*** Begin section ***

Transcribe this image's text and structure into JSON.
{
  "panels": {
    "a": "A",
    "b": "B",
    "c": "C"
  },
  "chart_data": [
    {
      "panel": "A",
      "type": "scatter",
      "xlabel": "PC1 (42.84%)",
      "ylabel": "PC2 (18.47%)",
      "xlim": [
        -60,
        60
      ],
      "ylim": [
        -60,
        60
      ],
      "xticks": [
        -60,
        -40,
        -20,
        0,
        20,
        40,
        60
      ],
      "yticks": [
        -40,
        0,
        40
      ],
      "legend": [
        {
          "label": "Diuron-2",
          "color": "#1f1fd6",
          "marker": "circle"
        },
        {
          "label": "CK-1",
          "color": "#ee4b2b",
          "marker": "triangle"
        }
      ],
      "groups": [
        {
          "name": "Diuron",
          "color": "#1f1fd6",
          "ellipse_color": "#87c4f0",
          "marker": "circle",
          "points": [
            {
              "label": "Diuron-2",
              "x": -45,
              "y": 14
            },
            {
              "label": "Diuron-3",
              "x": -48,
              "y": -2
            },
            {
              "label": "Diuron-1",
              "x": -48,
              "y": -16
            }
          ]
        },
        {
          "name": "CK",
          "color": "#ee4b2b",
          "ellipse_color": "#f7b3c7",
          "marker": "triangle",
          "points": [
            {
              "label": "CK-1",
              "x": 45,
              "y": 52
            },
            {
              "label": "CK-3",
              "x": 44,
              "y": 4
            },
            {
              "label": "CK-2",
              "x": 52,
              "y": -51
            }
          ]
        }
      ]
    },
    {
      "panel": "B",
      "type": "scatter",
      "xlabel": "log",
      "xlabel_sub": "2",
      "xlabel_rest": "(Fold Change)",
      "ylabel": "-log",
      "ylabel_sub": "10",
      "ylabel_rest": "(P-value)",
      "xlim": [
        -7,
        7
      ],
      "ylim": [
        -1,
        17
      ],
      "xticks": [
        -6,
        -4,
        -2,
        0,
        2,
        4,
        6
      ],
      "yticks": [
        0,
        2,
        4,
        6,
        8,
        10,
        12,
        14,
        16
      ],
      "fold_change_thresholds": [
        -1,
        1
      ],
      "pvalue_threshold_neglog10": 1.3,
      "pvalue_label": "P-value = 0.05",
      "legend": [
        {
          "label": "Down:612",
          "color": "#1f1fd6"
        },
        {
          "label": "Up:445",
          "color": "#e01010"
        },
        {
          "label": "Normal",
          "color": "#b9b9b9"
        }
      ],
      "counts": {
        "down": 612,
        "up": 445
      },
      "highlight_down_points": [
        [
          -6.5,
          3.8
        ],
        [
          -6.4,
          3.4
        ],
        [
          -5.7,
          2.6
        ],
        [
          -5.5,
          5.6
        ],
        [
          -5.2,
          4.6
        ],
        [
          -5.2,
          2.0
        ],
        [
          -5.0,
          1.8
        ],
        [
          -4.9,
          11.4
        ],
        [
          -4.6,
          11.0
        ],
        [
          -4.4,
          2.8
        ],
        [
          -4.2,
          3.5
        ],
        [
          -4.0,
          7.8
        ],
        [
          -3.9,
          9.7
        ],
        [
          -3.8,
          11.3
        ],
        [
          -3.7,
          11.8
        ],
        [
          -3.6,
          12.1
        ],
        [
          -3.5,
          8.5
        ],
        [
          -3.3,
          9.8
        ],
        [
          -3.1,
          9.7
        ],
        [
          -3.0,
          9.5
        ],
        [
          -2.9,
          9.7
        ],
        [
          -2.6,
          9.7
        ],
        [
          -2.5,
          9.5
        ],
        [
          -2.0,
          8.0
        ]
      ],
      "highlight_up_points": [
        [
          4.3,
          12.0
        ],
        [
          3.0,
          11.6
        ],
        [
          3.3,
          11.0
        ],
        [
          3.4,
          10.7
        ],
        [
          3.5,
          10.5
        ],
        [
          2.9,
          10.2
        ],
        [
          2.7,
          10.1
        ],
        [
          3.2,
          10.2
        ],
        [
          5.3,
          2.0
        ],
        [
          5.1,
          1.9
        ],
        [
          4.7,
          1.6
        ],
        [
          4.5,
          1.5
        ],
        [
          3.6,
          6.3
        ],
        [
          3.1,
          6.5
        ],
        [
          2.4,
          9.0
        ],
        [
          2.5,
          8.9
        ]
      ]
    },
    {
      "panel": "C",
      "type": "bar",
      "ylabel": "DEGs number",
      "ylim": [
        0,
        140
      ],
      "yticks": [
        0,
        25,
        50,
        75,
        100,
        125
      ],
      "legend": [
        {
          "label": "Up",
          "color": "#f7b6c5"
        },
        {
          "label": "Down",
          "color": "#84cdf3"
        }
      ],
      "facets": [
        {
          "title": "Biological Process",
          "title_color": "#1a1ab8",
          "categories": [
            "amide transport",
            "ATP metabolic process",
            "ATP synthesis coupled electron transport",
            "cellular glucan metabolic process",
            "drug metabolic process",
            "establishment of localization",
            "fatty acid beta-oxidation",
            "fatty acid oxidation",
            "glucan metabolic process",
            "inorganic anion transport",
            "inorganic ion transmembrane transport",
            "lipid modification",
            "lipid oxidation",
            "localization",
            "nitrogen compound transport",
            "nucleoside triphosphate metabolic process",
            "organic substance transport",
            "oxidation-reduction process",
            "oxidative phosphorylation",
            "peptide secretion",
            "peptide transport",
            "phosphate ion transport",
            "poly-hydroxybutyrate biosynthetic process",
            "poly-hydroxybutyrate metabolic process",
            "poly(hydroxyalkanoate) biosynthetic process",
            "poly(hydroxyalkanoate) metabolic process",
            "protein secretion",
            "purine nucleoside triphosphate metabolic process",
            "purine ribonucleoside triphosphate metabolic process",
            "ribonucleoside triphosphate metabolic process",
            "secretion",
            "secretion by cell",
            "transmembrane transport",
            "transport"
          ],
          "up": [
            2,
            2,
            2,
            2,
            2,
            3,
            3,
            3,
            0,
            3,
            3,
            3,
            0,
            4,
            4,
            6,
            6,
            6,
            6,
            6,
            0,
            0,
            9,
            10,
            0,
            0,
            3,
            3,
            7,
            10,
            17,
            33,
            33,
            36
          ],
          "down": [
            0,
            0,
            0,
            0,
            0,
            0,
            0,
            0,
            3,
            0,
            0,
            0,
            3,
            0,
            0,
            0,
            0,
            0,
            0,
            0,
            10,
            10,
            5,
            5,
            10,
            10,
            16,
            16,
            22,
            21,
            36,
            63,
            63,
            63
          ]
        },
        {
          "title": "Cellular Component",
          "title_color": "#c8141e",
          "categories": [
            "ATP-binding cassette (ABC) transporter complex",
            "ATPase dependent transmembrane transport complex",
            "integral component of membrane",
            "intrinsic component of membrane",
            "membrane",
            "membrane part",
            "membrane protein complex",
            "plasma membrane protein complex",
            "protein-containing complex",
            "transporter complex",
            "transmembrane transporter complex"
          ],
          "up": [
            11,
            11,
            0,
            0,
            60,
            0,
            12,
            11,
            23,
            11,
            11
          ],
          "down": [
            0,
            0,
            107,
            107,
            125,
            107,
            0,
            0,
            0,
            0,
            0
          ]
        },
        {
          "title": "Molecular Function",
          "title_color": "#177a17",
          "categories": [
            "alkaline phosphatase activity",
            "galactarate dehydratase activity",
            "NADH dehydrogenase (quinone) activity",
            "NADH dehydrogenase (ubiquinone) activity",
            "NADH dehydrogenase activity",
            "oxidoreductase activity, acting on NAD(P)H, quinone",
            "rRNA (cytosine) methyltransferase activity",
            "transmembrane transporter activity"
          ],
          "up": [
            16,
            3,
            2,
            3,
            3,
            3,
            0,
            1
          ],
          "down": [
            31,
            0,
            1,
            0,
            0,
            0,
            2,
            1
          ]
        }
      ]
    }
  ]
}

*** End section ***

What to do: The records above should be restated exactly, line for line.

Response to the task:
Transcribe this image's text and structure into JSON.
{
  "panels": {
    "a": "A",
    "b": "B",
    "c": "C"
  },
  "chart_data": [
    {
      "panel": "A",
      "type": "scatter",
      "xlabel": "PC1 (42.84%)",
      "ylabel": "PC2 (18.47%)",
      "xlim": [
        -60,
        60
      ],
      "ylim": [
        -60,
        60
      ],
      "xticks": [
        -60,
        -40,
        -20,
        0,
        20,
        40,
        60
      ],
      "yticks": [
        -40,
        0,
        40
      ],
      "legend": [
        {
          "label": "Diuron-2",
          "color": "#1f1fd6",
          "marker": "circle"
        },
        {
          "label": "CK-1",
          "color": "#ee4b2b",
          "marker": "triangle"
        }
      ],
      "groups": [
        {
          "name": "Diuron",
          "color": "#1f1fd6",
          "ellipse_color": "#87c4f0",
          "marker": "circle",
          "points": [
            {
              "label": "Diuron-2",
              "x": -45,
              "y": 14
            },
            {
              "label": "Diuron-3",
              "x": -48,
              "y": -2
            },
            {
              "label": "Diuron-1",
              "x": -48,
              "y": -16
            }
          ]
        },
        {
          "name": "CK",
          "color": "#ee4b2b",
          "ellipse_color": "#f7b3c7",
          "marker": "triangle",
          "points": [
            {
              "label": "CK-1",
              "x": 45,
              "y": 52
            },
            {
              "label": "CK-3",
              "x": 44,
              "y": 4
            },
            {
              "label": "CK-2",
              "x": 52,
              "y": -51
            }
          ]
        }
      ]
    },
    {
      "panel": "B",
      "type": "scatter",
      "xlabel": "log",
      "xlabel_sub": "2",
      "xlabel_rest": "(Fold Change)",
      "ylabel": "-log",
      "ylabel_sub": "10",
      "ylabel_rest": "(P-value)",
      "xlim": [
        -7,
        7
      ],
      "ylim": [
        -1,
        17
      ],
      "xticks": [
        -6,
        -4,
        -2,
        0,
        2,
        4,
        6
      ],
      "yticks": [
        0,
        2,
        4,
        6,
        8,
        10,
        12,
        14,
        16
      ],
      "fold_change_thresholds": [
        -1,
        1
      ],
      "pvalue_threshold_neglog10": 1.3,
      "pvalue_label": "P-value = 0.05",
      "legend": [
        {
          "label": "Down:612",
          "color": "#1f1fd6"
        },
        {
          "label": "Up:445",
          "color": "#e01010"
        },
        {
          "label": "Normal",
          "color": "#b9b9b9"
        }
      ],
      "counts": {
        "down": 612,
        "up": 445
      },
      "highlight_down_points": [
        [
          -6.5,
          3.8
        ],
        [
          -6.4,
          3.4
        ],
        [
          -5.7,
          2.6
        ],
        [
          -5.5,
          5.6
        ],
        [
          -5.2,
          4.6
        ],
        [
          -5.2,
          2.0
        ],
        [
          -5.0,
          1.8
        ],
        [
          -4.9,
          11.4
        ],
        [
          -4.6,
          11.0
        ],
        [
          -4.4,
          2.8
        ],
        [
          -4.2,
          3.5
        ],
        [
          -4.0,
          7.8
        ],
        [
          -3.9,
          9.7
        ],
        [
          -3.8,
          11.3
        ],
        [
          -3.7,
          11.8
        ],
        [
          -3.6,
          12.1
        ],
        [
          -3.5,
          8.5
        ],
        [
          -3.3,
          9.8
        ],
        [
          -3.1,
          9.7
        ],
        [
          -3.0,
          9.5
        ],
        [
          -2.9,
          9.7
        ],
        [
          -2.6,
          9.7
        ],
        [
          -2.5,
          9.5
        ],
        [
          -2.0,
          8.0
        ]
      ],
      "highlight_up_points": [
        [
          4.3,
          12.0
        ],
        [
          3.0,
          11.6
        ],
        [
          3.3,
          11.0
        ],
        [
          3.4,
          10.7
        ],
        [
          3.5,
          10.5
        ],
        [
          2.9,
          10.2
        ],
        [
          2.7,
          10.1
        ],
        [
          3.2,
          10.2
        ],
        [
          5.3,
          2.0
        ],
        [
          5.1,
          1.9
        ],
        [
          4.7,
          1.6
        ],
        [
          4.5,
          1.5
        ],
        [
          3.6,
          6.3
        ],
        [
          3.1,
          6.5
        ],
        [
          2.4,
          9.0
        ],
        [
          2.5,
          8.9
        ]
      ]
    },
    {
      "panel": "C",
      "type": "bar",
      "ylabel": "DEGs number",
      "ylim": [
        0,
        140
      ],
      "yticks": [
        0,
        25,
        50,
        75,
        100,
        125
      ],
      "legend": [
        {
          "label": "Up",
          "color": "#f7b6c5"
        },
        {
          "label": "Down",
          "color": "#84cdf3"
        }
      ],
      "facets": [
        {
          "title": "Biological Process",
          "title_color": "#1a1ab8",
          "categories": [
            "amide transport",
            "ATP metabolic process",
            "ATP synthesis coupled electron transport",
            "cellular glucan metabolic process",
            "drug metabolic process",
            "establishment of localization",
            "fatty acid beta-oxidation",
            "fatty acid oxidation",
            "glucan metabolic process",
            "inorganic anion transport",
            "inorganic ion transmembrane transport",
            "lipid modification",
            "lipid oxidation",
            "localization",
            "nitrogen compound transport",
            "nucleoside triphosphate metabolic process",
            "organic substance transport",
            "oxidation-reduction process",
            "oxidative phosphorylation",
            "peptide secretion",
            "peptide transport",
            "phosphate ion transport",
            "poly-hydroxybutyrate biosynthetic process",
            "poly-hydroxybutyrate metabolic process",
            "poly(hydroxyalkanoate) biosynthetic process",
            "poly(hydroxyalkanoate) metabolic process",
            "protein secretion",
            "purine nucleoside triphosphate metabolic process",
            "purine ribonucleoside triphosphate metabolic process",
            "ribonucleoside triphosphate metabolic process",
            "secretion",
            "secretion by cell",
            "transmembrane transport",
            "transport"
          ],
          "up": [
            2,
            2,
            2,
            2,
            2,
            3,
            3,
            3,
            0,
            3,
            3,
            3,
            0,
            4,
            4,
            6,
            6,
            6,
            6,
            6,
            0,
            0,
            9,
            10,
            0,
            0,
            3,
            3,
            7,
            10,
            17,
            33,
            33,
            36
          ],
          "down": [
            0,
            0,
            0,
            0,
            0,
            0,
            0,
            0,
            3,
            0,
            0,
            0,
            3,
            0,
            0,
            0,
            0,
            0,
            0,
            0,
            10,
            10,
            5,
            5,
            10,
            10,
            16,
            16,
            22,
            21,
            36,
            63,
            63,
            63
          ]
        },
        {
          "title": "Cellular Component",
          "title_color": "#c8141e",
          "categories": [
            "ATP-binding cassette (ABC) transporter complex",
            "ATPase dependent transmembrane transport complex",
            "integral component of membrane",
            "intrinsic component of membrane",
            "membrane",
            "membrane part",
            "membrane protein complex",
            "plasma membrane protein complex",
            "protein-containing complex",
            "transporter complex",
            "transmembrane transporter complex"
          ],
          "up": [
            11,
            11,
            0,
            0,
            60,
            0,
            12,
            11,
            23,
            11,
            11
          ],
          "down": [
            0,
            0,
            107,
            107,
            125,
            107,
            0,
            0,
            0,
            0,
            0
          ]
        },
        {
          "title": "Molecular Function",
          "title_color": "#177a17",
          "categories": [
            "alkaline phosphatase activity",
            "galactarate dehydratase activity",
            "NADH dehydrogenase (quinone) activity",
            "NADH dehydrogenase (ubiquinone) activity",
            "NADH dehydrogenase activity",
            "oxidoreductase activity, acting on NAD(P)H, quinone",
            "rRNA (cytosine) methyltransferase activity",
            "transmembrane transporter activity"
          ],
          "up": [
            16,
            3,
            2,
            3,
            3,
            3,
            0,
            1
          ],
          "down": [
            31,
            0,
            1,
            0,
            0,
            0,
            2,
            1
          ]
        }
      ]
    }
  ]
}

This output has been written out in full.